- Problem description: Extract each record and reproduce it exactly.

- Dataset excerpts:
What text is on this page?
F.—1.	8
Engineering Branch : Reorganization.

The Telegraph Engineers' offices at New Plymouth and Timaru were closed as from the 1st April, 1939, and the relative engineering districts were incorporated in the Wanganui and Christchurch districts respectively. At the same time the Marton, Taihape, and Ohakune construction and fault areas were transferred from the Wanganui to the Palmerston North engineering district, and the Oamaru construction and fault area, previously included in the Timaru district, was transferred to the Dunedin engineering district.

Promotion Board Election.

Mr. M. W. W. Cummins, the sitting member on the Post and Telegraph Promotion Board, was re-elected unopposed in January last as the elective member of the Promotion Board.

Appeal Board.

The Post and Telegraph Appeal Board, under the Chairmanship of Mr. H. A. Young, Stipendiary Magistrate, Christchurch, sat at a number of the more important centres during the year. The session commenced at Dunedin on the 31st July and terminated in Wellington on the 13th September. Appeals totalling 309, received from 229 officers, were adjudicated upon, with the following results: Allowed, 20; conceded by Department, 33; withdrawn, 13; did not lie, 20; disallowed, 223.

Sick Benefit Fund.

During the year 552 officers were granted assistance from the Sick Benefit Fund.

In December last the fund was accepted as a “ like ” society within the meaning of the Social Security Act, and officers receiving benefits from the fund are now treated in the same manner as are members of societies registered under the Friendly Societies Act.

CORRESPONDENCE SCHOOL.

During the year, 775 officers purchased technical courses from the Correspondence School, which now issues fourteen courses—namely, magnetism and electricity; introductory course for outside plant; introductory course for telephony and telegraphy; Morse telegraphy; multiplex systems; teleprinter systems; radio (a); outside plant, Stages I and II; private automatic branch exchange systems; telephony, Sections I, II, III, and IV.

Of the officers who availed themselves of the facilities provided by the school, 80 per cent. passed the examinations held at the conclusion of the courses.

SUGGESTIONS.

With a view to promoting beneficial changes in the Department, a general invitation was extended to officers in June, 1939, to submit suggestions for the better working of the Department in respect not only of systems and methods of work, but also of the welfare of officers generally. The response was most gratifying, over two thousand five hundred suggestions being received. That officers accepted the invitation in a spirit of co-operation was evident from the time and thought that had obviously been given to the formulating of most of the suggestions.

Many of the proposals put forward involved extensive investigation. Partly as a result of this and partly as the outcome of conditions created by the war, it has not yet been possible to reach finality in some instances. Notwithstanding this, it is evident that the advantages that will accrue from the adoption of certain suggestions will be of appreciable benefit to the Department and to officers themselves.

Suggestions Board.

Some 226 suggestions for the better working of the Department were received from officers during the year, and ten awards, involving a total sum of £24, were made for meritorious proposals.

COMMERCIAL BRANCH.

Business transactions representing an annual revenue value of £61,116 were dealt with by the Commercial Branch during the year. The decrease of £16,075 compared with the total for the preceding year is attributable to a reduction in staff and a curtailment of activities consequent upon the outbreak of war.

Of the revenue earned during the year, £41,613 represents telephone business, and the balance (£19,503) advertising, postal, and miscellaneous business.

- Exercise answer:
What text is on this page?
F.—1.	8
Engineering Branch : Reorganization.

The Telegraph Engineers' offices at New Plymouth and Timaru were closed as from the 1st April, 1939, and the relative engineering districts were incorporated in the Wanganui and Christchurch districts respectively. At the same time the Marton, Taihape, and Ohakune construction and fault areas were transferred from the Wanganui to the Palmerston North engineering district, and the Oamaru construction and fault area, previously included in the Timaru district, was transferred to the Dunedin engineering district.

Promotion Board Election.

Mr. M. W. W. Cummins, the sitting member on the Post and Telegraph Promotion Board, was re-elected unopposed in January last as the elective member of the Promotion Board.

Appeal Board.

The Post and Telegraph Appeal Board, under the Chairmanship of Mr. H. A. Young, Stipendiary Magistrate, Christchurch, sat at a number of the more important centres during the year. The session commenced at Dunedin on the 31st July and terminated in Wellington on the 13th September. Appeals totalling 309, received from 229 officers, were adjudicated upon, with the following results: Allowed, 20; conceded by Department, 33; withdrawn, 13; did not lie, 20; disallowed, 223.

Sick Benefit Fund.

During the year 552 officers were granted assistance from the Sick Benefit Fund.

In December last the fund was accepted as a “ like ” society within the meaning of the Social Security Act, and officers receiving benefits from the fund are now treated in the same manner as are members of societies registered under the Friendly Societies Act.

CORRESPONDENCE SCHOOL.

During the year, 775 officers purchased technical courses from the Correspondence School, which now issues fourteen courses—namely, magnetism and electricity; introductory course for outside plant; introductory course for telephony and telegraphy; Morse telegraphy; multiplex systems; teleprinter systems; radio (a); outside plant, Stages I and II; private automatic branch exchange systems; telephony, Sections I, II, III, and IV.

Of the officers who availed themselves of the facilities provided by the school, 80 per cent. passed the examinations held at the conclusion of the courses.

SUGGESTIONS.

With a view to promoting beneficial changes in the Department, a general invitation was extended to officers in June, 1939, to submit suggestions for the better working of the Department in respect not only of systems and methods of work, but also of the welfare of officers generally. The response was most gratifying, over two thousand five hundred suggestions being received. That officers accepted the invitation in a spirit of co-operation was evident from the time and thought that had obviously been given to the formulating of most of the suggestions.

Many of the proposals put forward involved extensive investigation. Partly as a result of this and partly as the outcome of conditions created by the war, it has not yet been possible to reach finality in some instances. Notwithstanding this, it is evident that the advantages that will accrue from the adoption of certain suggestions will be of appreciable benefit to the Department and to officers themselves.

Suggestions Board.

Some 226 suggestions for the better working of the Department were received from officers during the year, and ten awards, involving a total sum of £24, were made for meritorious proposals.

COMMERCIAL BRANCH.

Business transactions representing an annual revenue value of £61,116 were dealt with by the Commercial Branch during the year. The decrease of £16,075 compared with the total for the preceding year is attributable to a reduction in staff and a curtailment of activities consequent upon the outbreak of war.

Of the revenue earned during the year, £41,613 represents telephone business, and the balance (£19,503) advertising, postal, and miscellaneous business.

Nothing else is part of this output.